● Aim of the task:
Give back the entire listing verbatim.

● Entries taken from a collection:
######
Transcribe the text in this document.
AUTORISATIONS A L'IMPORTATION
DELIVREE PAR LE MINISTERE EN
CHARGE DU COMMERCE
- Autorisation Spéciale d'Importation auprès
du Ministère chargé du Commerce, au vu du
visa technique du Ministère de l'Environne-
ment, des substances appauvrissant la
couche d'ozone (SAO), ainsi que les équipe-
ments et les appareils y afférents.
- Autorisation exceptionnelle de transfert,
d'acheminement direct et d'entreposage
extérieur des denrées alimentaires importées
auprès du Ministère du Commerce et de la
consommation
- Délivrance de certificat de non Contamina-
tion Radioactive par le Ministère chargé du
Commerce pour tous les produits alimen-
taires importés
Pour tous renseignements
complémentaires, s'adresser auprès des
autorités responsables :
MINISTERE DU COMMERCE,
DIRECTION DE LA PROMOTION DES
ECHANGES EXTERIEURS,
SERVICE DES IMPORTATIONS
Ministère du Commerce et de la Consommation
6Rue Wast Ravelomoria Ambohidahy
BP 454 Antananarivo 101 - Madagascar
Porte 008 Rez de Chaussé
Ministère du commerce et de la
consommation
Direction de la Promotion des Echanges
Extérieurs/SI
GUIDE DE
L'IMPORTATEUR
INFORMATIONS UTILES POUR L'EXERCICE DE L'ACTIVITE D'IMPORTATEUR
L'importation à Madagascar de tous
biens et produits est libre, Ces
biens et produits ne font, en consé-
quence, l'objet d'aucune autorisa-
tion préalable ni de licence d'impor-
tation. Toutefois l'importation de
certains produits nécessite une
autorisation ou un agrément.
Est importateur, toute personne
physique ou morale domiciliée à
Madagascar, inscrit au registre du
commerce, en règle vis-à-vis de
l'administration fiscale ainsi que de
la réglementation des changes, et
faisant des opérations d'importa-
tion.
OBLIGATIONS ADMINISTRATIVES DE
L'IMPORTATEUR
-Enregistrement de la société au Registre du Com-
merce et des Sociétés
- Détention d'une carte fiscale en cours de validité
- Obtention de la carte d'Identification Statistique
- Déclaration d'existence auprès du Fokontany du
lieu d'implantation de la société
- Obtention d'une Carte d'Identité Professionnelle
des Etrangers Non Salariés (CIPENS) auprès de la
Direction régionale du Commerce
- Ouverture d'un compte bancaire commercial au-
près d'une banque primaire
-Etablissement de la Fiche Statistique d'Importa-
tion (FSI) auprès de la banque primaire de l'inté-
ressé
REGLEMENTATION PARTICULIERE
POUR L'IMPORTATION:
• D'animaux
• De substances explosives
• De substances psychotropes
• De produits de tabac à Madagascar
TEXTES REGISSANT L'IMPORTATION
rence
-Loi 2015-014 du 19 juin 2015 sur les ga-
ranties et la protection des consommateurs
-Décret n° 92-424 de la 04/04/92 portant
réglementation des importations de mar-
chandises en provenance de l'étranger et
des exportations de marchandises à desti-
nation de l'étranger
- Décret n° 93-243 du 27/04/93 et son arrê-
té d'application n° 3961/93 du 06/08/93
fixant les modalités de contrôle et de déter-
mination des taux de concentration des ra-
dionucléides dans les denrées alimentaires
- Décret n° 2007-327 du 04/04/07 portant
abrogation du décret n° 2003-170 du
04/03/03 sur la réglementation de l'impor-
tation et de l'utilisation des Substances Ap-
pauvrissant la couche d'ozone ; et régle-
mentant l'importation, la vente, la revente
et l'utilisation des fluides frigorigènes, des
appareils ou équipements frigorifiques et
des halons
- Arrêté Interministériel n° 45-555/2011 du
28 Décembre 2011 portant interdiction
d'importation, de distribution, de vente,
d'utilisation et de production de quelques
######
● Answer to this task:
Transcribe the text in this document.
AUTORISATIONS A L'IMPORTATION
DELIVREE PAR LE MINISTERE EN
CHARGE DU COMMERCE
- Autorisation Spéciale d'Importation auprès
du Ministère chargé du Commerce, au vu du
visa technique du Ministère de l'Environne-
ment, des substances appauvrissant la
couche d'ozone (SAO), ainsi que les équipe-
ments et les appareils y afférents.
- Autorisation exceptionnelle de transfert,
d'acheminement direct et d'entreposage
extérieur des denrées alimentaires importées
auprès du Ministère du Commerce et de la
consommation
- Délivrance de certificat de non Contamina-
tion Radioactive par le Ministère chargé du
Commerce pour tous les produits alimen-
taires importés
Pour tous renseignements
complémentaires, s'adresser auprès des
autorités responsables :
MINISTERE DU COMMERCE,
DIRECTION DE LA PROMOTION DES
ECHANGES EXTERIEURS,
SERVICE DES IMPORTATIONS
Ministère du Commerce et de la Consommation
6Rue Wast Ravelomoria Ambohidahy
BP 454 Antananarivo 101 - Madagascar
Porte 008 Rez de Chaussé
Ministère du commerce et de la
consommation
Direction de la Promotion des Echanges
Extérieurs/SI
GUIDE DE
L'IMPORTATEUR
INFORMATIONS UTILES POUR L'EXERCICE DE L'ACTIVITE D'IMPORTATEUR
L'importation à Madagascar de tous
biens et produits est libre, Ces
biens et produits ne font, en consé-
quence, l'objet d'aucune autorisa-
tion préalable ni de licence d'impor-
tation. Toutefois l'importation de
certains produits nécessite une
autorisation ou un agrément.
Est importateur, toute personne
physique ou morale domiciliée à
Madagascar, inscrit au registre du
commerce, en règle vis-à-vis de
l'administration fiscale ainsi que de
la réglementation des changes, et
faisant des opérations d'importa-
tion.
OBLIGATIONS ADMINISTRATIVES DE
L'IMPORTATEUR
-Enregistrement de la société au Registre du Com-
merce et des Sociétés
- Détention d'une carte fiscale en cours de validité
- Obtention de la carte d'Identification Statistique
- Déclaration d'existence auprès du Fokontany du
lieu d'implantation de la société
- Obtention d'une Carte d'Identité Professionnelle
des Etrangers Non Salariés (CIPENS) auprès de la
Direction régionale du Commerce
- Ouverture d'un compte bancaire commercial au-
près d'une banque primaire
-Etablissement de la Fiche Statistique d'Importa-
tion (FSI) auprès de la banque primaire de l'inté-
ressé
REGLEMENTATION PARTICULIERE
POUR L'IMPORTATION:
• D'animaux
• De substances explosives
• De substances psychotropes
• De produits de tabac à Madagascar
TEXTES REGISSANT L'IMPORTATION
rence
-Loi 2015-014 du 19 juin 2015 sur les ga-
ranties et la protection des consommateurs
-Décret n° 92-424 de la 04/04/92 portant
réglementation des importations de mar-
chandises en provenance de l'étranger et
des exportations de marchandises à desti-
nation de l'étranger
- Décret n° 93-243 du 27/04/93 et son arrê-
té d'application n° 3961/93 du 06/08/93
fixant les modalités de contrôle et de déter-
mination des taux de concentration des ra-
dionucléides dans les denrées alimentaires
- Décret n° 2007-327 du 04/04/07 portant
abrogation du décret n° 2003-170 du
04/03/03 sur la réglementation de l'impor-
tation et de l'utilisation des Substances Ap-
pauvrissant la couche d'ozone ; et régle-
mentant l'importation, la vente, la revente
et l'utilisation des fluides frigorigènes, des
appareils ou équipements frigorifiques et
des halons
- Arrêté Interministériel n° 45-555/2011 du
28 Décembre 2011 portant interdiction
d'importation, de distribution, de vente,
d'utilisation et de production de quelques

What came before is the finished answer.